▶ **Directions**
Search the records for the string "type", and show each line where it appears.

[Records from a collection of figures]
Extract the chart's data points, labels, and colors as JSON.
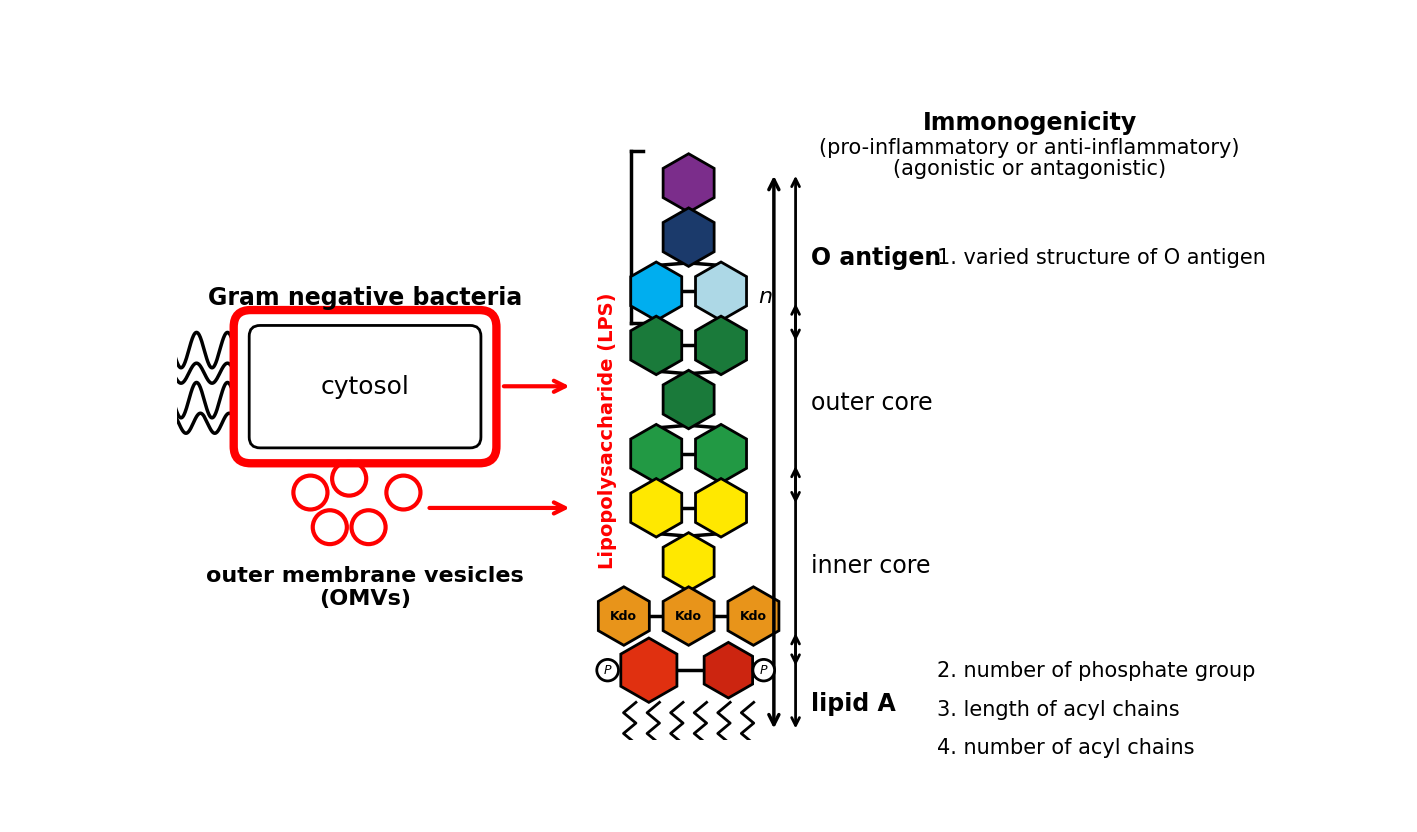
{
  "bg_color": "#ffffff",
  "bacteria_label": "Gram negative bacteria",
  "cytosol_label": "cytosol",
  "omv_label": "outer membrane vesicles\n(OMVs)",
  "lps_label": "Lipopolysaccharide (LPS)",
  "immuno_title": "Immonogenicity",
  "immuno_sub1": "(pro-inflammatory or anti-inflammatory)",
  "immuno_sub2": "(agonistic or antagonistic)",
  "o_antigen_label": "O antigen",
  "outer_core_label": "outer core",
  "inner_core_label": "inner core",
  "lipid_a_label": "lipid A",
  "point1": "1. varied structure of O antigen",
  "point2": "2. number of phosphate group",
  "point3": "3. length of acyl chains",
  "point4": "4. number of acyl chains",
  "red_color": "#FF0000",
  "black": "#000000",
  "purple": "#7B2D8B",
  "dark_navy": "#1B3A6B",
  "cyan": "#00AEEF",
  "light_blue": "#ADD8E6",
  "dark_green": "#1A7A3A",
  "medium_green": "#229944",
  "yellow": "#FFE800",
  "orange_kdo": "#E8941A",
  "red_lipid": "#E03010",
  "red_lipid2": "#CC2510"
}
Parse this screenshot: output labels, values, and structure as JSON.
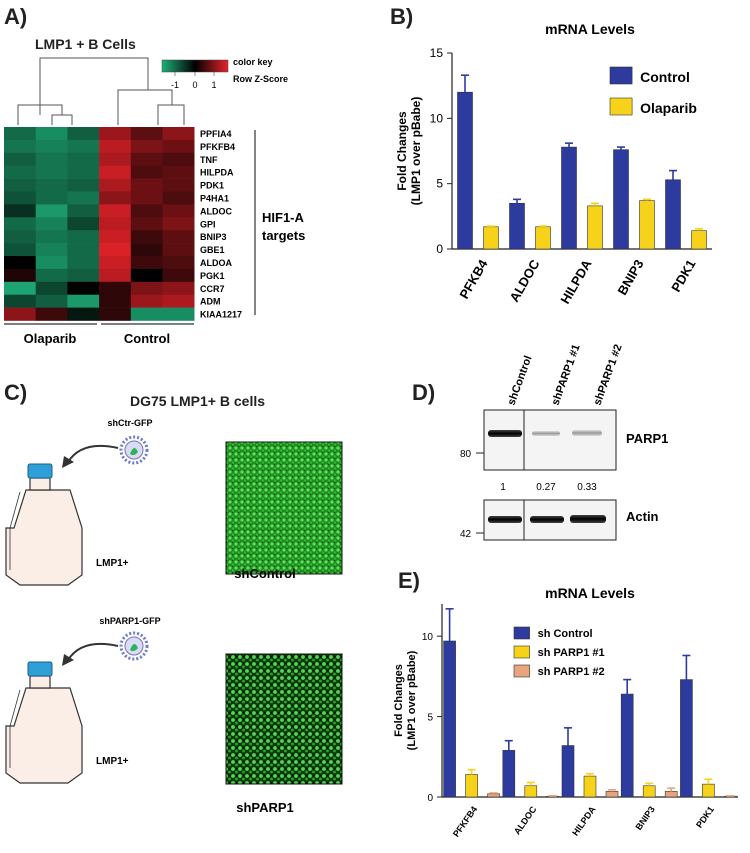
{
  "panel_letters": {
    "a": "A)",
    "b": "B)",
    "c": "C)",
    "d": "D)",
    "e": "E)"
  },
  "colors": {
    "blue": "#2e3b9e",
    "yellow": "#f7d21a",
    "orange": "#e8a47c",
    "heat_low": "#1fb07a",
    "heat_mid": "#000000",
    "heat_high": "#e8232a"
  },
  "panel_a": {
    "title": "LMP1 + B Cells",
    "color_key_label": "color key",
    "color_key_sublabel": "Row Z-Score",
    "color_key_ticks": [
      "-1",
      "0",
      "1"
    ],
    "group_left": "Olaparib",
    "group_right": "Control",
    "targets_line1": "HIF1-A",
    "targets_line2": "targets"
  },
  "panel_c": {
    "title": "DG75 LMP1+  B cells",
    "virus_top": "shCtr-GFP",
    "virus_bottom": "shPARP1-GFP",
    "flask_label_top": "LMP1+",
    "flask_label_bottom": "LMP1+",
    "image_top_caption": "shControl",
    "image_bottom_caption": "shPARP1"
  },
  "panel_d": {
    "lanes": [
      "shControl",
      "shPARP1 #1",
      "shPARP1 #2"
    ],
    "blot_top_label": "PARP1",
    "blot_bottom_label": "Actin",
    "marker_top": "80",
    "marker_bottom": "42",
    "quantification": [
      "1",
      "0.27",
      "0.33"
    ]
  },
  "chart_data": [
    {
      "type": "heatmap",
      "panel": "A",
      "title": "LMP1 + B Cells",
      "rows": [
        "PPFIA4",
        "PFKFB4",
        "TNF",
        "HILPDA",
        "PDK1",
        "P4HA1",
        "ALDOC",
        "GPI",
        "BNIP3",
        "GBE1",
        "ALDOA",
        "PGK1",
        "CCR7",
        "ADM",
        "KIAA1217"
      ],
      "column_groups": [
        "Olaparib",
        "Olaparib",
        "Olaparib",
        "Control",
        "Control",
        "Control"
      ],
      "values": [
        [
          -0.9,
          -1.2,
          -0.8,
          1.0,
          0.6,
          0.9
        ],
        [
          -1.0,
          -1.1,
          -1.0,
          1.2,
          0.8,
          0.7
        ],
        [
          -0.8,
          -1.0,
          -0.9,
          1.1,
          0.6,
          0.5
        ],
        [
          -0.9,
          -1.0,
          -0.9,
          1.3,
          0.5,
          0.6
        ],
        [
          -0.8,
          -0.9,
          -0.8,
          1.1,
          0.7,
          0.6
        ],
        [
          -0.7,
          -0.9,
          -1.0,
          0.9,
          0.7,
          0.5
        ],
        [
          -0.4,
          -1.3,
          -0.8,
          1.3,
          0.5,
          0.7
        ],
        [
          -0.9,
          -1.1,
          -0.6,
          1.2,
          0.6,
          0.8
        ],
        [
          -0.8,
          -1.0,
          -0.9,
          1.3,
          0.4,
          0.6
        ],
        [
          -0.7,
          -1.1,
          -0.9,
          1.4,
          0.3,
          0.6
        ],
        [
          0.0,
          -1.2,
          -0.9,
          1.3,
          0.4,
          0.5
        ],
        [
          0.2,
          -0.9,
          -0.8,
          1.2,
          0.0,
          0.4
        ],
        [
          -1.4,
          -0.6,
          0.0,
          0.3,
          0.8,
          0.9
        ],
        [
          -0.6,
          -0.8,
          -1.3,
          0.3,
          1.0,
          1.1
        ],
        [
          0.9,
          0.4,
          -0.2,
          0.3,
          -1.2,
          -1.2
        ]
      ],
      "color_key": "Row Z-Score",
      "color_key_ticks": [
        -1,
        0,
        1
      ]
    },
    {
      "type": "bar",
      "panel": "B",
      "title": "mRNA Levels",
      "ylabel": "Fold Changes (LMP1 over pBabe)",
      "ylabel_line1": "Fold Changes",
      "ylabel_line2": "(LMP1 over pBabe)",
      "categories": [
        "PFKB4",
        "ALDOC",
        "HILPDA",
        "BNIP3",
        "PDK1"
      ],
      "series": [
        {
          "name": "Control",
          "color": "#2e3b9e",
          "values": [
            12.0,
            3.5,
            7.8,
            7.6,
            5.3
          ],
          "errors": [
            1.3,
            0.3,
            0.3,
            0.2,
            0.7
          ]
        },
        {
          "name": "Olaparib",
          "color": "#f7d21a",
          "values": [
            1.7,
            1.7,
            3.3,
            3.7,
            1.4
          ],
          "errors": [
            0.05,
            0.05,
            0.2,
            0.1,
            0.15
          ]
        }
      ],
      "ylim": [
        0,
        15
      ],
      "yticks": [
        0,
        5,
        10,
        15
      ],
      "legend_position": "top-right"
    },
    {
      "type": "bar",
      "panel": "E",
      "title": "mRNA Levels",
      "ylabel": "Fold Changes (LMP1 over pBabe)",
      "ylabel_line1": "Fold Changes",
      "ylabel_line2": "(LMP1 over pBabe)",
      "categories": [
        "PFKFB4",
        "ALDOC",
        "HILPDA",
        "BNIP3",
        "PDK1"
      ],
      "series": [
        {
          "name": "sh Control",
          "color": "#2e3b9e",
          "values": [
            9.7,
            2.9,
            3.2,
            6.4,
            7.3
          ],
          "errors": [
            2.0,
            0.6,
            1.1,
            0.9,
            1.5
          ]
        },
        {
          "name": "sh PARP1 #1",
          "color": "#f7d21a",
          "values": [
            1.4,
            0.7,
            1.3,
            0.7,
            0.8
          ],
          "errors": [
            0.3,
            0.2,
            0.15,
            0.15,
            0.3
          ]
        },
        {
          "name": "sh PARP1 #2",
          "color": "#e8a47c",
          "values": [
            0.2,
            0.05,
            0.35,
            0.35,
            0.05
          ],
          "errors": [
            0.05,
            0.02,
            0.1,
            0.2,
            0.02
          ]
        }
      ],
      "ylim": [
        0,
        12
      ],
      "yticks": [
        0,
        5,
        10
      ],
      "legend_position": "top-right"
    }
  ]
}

--

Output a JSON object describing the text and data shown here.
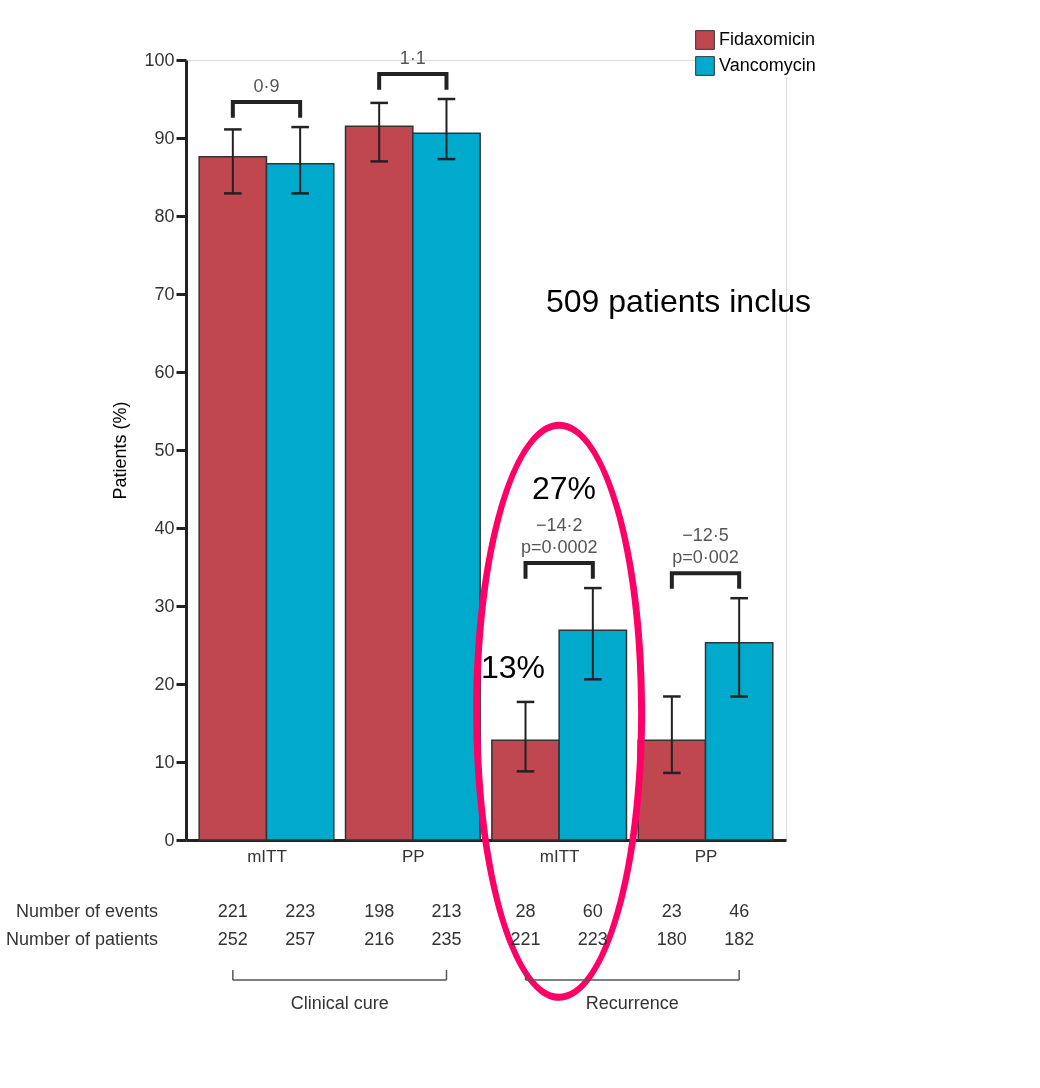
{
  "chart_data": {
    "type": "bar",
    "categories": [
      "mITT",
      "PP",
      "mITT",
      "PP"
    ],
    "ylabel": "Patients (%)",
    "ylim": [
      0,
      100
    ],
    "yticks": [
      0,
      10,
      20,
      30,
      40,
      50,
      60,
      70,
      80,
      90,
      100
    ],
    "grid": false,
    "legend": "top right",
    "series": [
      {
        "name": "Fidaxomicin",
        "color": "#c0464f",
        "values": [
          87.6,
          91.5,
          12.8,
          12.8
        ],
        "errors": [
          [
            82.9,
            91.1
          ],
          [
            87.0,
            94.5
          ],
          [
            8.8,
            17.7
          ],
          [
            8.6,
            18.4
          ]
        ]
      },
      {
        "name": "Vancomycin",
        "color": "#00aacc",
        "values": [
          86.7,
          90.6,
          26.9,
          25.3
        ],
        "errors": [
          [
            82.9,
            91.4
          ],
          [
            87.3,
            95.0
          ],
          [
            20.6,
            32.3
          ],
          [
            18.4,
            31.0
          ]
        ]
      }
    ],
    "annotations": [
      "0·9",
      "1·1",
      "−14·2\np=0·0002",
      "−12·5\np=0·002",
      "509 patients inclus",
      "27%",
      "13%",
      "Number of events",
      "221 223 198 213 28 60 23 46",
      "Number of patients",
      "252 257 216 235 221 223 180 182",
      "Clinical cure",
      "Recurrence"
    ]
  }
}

▶ **Result below**
      "type": "heatmap",
      "type": "bar",
      "type": "bar",
    "type": "bar",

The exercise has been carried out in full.